> Challenge
In the records below, count every line containing "name". Reply with the number only.

> Stored data
------------------------

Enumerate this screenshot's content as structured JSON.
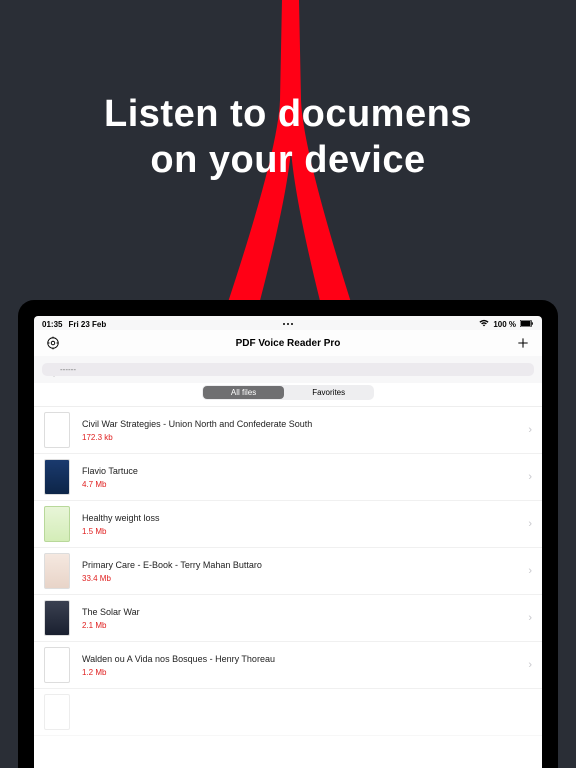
{
  "hero": {
    "line1": "Listen to documens",
    "line2": "on your device"
  },
  "statusbar": {
    "time": "01:35",
    "date": "Fri 23 Feb",
    "battery": "100 %"
  },
  "navbar": {
    "title": "PDF Voice Reader Pro"
  },
  "search": {
    "placeholder": "------"
  },
  "segment": {
    "all": "All files",
    "favorites": "Favorites"
  },
  "files": [
    {
      "name": "Civil War Strategies - Union North and Confederate South",
      "size": "172.3 kb",
      "thumb": "plain"
    },
    {
      "name": "Flavio Tartuce",
      "size": "4.7 Mb",
      "thumb": "blue"
    },
    {
      "name": "Healthy weight loss",
      "size": "1.5 Mb",
      "thumb": "green"
    },
    {
      "name": "Primary Care - E-Book - Terry Mahan Buttaro",
      "size": "33.4 Mb",
      "thumb": "pink"
    },
    {
      "name": "The Solar War",
      "size": "2.1 Mb",
      "thumb": "dark"
    },
    {
      "name": "Walden ou A Vida nos Bosques - Henry Thoreau",
      "size": "1.2 Mb",
      "thumb": "plain"
    }
  ]
}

------------------------

> Correct response
6